> _CONSEGNA_: Riscrivi il passo del brano da leggere che va da "In città si" fino a "difesa della città." compreso, sostituendo "camion" con "autocarro".

> _BRANO DA LEGGERE_:
Ad un tratto comparvero i carabinieri gridando l’ordine di circolare e di sgombrare. Noi si rimaneva fermi e si cercava di parlare anche con i carabinieri. Ad un certo punto i militari stavano per aprire il fuoco. Ma non ebbero il tempo; ci si strinse intorno alla macchina urlando. Il maresciallo Ripoldi invitava alla calma e cercava di far comprendere la gravità della situazione. La folla spingeva…[6]

In questi scontri tra la popolazione ed i carabinieri Ermete Cappelli, un testimone e militante antifascista, ricorda che fu estremamente prezioso il deciso atteggiamento delle donne. “Furono loro … che si buttarono addosso ai carabinieri, li abbracciarono, ed impedirono che si facesse fuoco sulla folla. Si evitò così un inutile spargimento di sangue”.[7]

Le forze tedesche, consapevoli del pericolo che correvano, provarono a tergiversare promettendo che sarebbero tornati sulle loro imbarcazioni dopo essersi riforniti di acqua senza colpo ferire. Intanto i militari italiani presenti avevano cominciato a dileguarsi nel caos della situazione e senza ordini superiori chiari si verificò il fenomeno già ampiamente documentato sia dalla storiografia, che dalla memorialistica, che dal cinema di “Tutti a casa”.[8]

In città si formarono commissioni incaricate di fare opera di persuasione presso i soldati italiani che avevano abbandonato le loro posizioni, così come le fortificazioni preposte alla difesa della costa. Alcuni gruppi di cittadini andarono in camion fino a Campiglia per convincere soldati e marinai a tornare alle batterie. Anche il comandante della postazione del Semaforo era scappato con abiti civili e fu riportato indietro e rimesso a difesa della città.

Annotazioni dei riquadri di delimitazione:

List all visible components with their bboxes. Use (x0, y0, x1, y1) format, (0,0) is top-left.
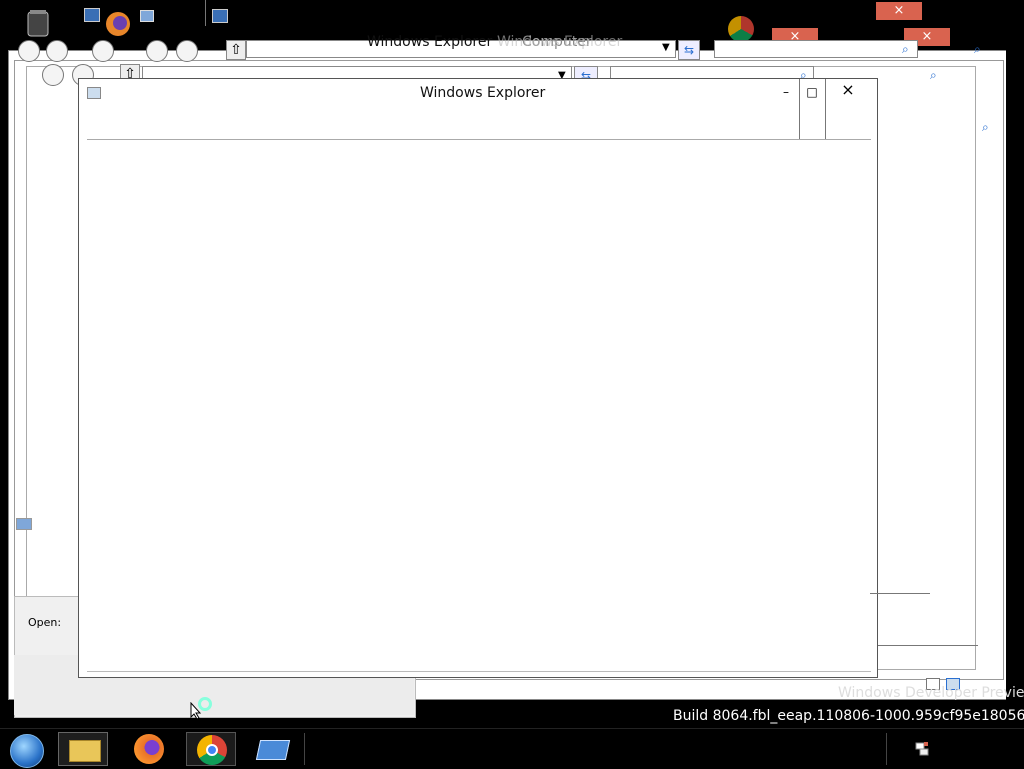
taskbar-divider (886, 733, 887, 765)
chrome-icon (197, 735, 227, 765)
firefox-desktop-icon[interactable] (98, 8, 138, 38)
computer-small-icon (212, 9, 228, 23)
taskbar-file-explorer[interactable] (58, 732, 108, 766)
maximize-button[interactable]: □ (803, 85, 821, 99)
start-button[interactable] (2, 732, 50, 768)
refresh-icon[interactable]: ⇆ (678, 40, 700, 60)
open-label: Open: (28, 616, 62, 629)
window-title: Windows Explorer (367, 34, 493, 50)
forward-button[interactable] (176, 40, 198, 62)
computer-small-icon (140, 10, 154, 22)
minimize-button[interactable]: – (777, 85, 795, 99)
taskbar-remote-desktop[interactable] (246, 732, 296, 766)
firefox-icon (134, 734, 164, 764)
back-button[interactable] (92, 40, 114, 62)
close-icon[interactable]: × (834, 4, 852, 18)
search-icon[interactable]: ⌕ (930, 68, 937, 83)
main-explorer-window: Windows Explorer – □ × (78, 78, 878, 678)
computer-small-icon (84, 8, 100, 22)
divider (87, 671, 871, 672)
chrome-icon (728, 16, 754, 42)
taskbar-firefox[interactable] (124, 732, 174, 766)
divider (87, 139, 871, 140)
window-icon (87, 87, 101, 99)
back-button[interactable] (18, 40, 40, 62)
windows-orb-icon (10, 734, 44, 768)
divider (799, 79, 800, 139)
window-title: Windows Explorer (497, 34, 623, 50)
forward-button[interactable] (46, 40, 68, 62)
taskbar (0, 728, 1024, 769)
close-icon[interactable]: × (762, 4, 780, 18)
taskbar-chrome[interactable] (186, 732, 236, 766)
search-icon[interactable]: ⌕ (974, 42, 981, 57)
minimize-button[interactable]: – (808, 4, 826, 18)
close-button[interactable]: × (839, 82, 857, 98)
window-title: Windows Explorer (420, 85, 546, 101)
title-bar-divider (205, 0, 206, 26)
watermark-line-2: Build 8064.fbl_eeap.110806-1000.959cf95e… (673, 708, 1024, 724)
recycle-bin-icon[interactable] (18, 8, 58, 38)
watermark-line-1: Windows Developer Preview (838, 685, 1024, 701)
network-icon[interactable] (914, 741, 930, 757)
folder-icon (69, 740, 101, 762)
taskbar-divider (304, 733, 305, 765)
remote-desktop-icon (255, 740, 291, 760)
search-icon[interactable]: ⌕ (982, 120, 989, 135)
status-bar (878, 645, 978, 646)
mouse-pointer-icon (190, 701, 202, 724)
divider (825, 79, 826, 139)
maximize-button[interactable]: □ (934, 4, 952, 18)
chevron-down-icon[interactable]: ▼ (662, 42, 670, 53)
status-bar (870, 593, 930, 594)
back-button[interactable] (146, 40, 168, 62)
search-input[interactable] (714, 40, 918, 58)
computer-small-icon (16, 518, 32, 530)
up-arrow-icon[interactable]: ⇧ (226, 40, 246, 60)
back-button[interactable] (42, 64, 64, 86)
right-strip-black (1006, 50, 1024, 730)
close-button[interactable]: × (876, 2, 922, 20)
search-icon[interactable]: ⌕ (902, 42, 909, 57)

> _SOLUZIONE SCRITTA_:
In città si formarono commissioni incaricate di fare opera di persuasione presso i soldati italiani che avevano abbandonato le loro posizioni, così come le fortificazioni preposte alla difesa della costa. Alcuni gruppi di cittadini andarono in autocarro fino a Campiglia per convincere soldati e marinai a tornare alle batterie. Anche il comandante della postazione del Semaforo era scappato con abiti civili e fu riportato indietro e rimesso a difesa della città.